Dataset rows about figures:
- - - - - - -
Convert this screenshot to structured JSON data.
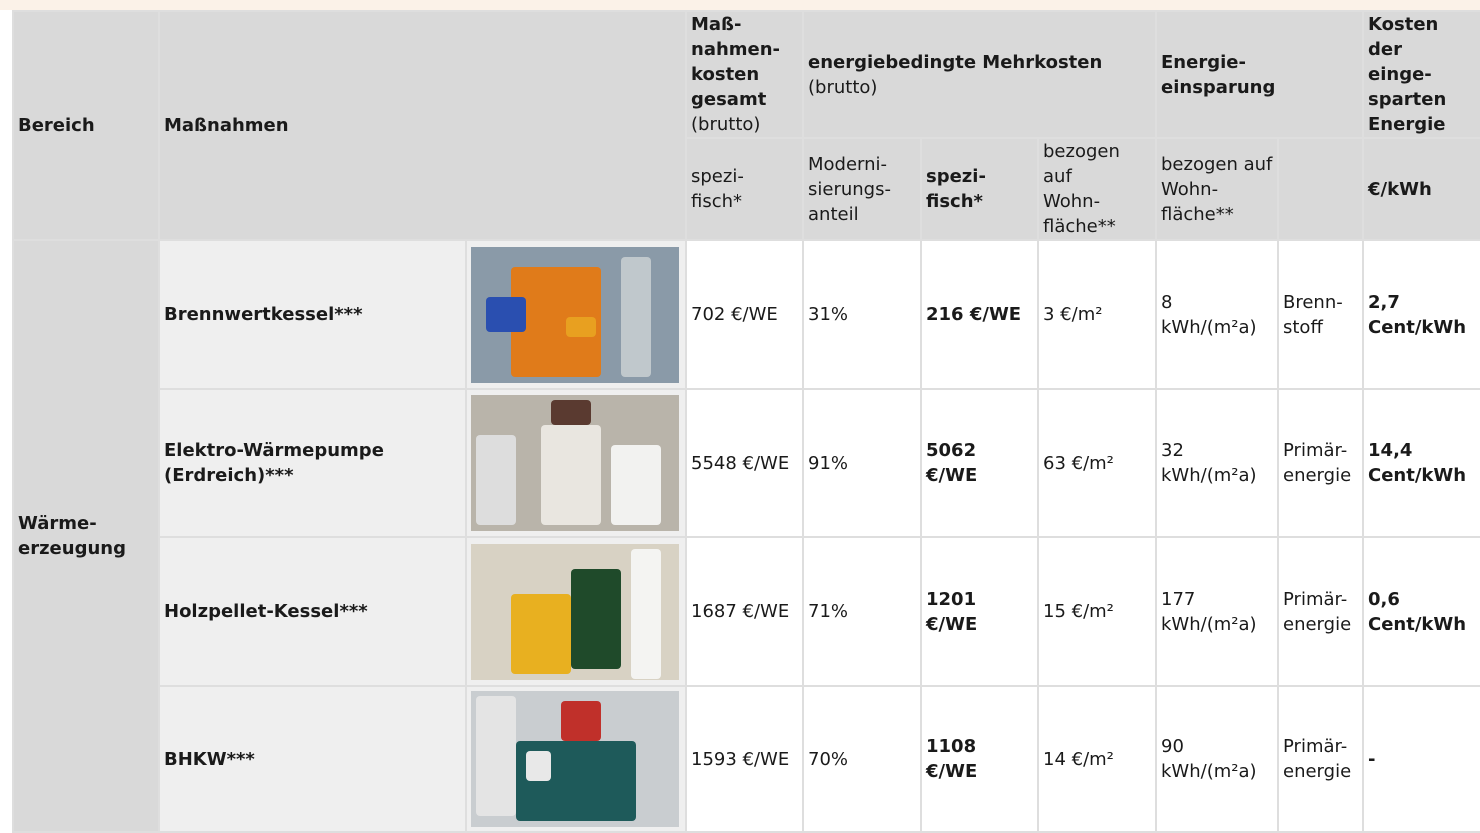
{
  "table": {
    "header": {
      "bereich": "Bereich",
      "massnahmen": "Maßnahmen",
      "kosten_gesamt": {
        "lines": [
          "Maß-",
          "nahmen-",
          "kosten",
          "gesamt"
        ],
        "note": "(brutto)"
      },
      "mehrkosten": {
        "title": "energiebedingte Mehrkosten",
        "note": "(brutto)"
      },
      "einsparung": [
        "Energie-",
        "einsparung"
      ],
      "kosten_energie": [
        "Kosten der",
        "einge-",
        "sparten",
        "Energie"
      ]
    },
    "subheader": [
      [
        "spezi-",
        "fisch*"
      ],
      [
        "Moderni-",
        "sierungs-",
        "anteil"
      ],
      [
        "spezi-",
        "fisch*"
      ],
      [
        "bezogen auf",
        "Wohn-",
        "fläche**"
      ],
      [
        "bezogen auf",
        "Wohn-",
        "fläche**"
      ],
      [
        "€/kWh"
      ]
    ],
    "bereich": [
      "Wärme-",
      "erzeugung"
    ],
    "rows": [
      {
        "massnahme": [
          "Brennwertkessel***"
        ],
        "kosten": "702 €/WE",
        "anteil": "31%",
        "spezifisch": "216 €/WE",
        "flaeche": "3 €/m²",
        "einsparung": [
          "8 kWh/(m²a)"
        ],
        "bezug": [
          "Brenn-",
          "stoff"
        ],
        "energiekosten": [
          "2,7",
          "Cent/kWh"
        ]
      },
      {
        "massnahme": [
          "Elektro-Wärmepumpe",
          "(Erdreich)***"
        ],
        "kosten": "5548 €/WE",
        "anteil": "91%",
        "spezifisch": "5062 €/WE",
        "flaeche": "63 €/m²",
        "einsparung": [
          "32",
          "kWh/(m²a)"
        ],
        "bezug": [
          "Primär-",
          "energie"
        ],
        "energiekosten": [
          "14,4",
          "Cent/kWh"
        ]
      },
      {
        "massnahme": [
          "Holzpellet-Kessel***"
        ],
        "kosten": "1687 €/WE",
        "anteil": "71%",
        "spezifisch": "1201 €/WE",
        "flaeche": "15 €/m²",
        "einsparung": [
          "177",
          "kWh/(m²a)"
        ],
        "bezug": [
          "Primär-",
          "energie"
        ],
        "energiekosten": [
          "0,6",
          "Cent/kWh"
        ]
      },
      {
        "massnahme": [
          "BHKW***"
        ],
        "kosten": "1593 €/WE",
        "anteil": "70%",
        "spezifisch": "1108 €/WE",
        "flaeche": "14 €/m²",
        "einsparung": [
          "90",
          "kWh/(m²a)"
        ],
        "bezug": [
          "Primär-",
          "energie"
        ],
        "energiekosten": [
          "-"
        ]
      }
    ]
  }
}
- - - - - - -
■ What is needed
From the material above, gather all lines that include the string "flaeche" and copy them.

■ Result of this exercise
        "flaeche": "3 €/m²",
        "flaeche": "63 €/m²",
        "flaeche": "15 €/m²",
        "flaeche": "14 €/m²",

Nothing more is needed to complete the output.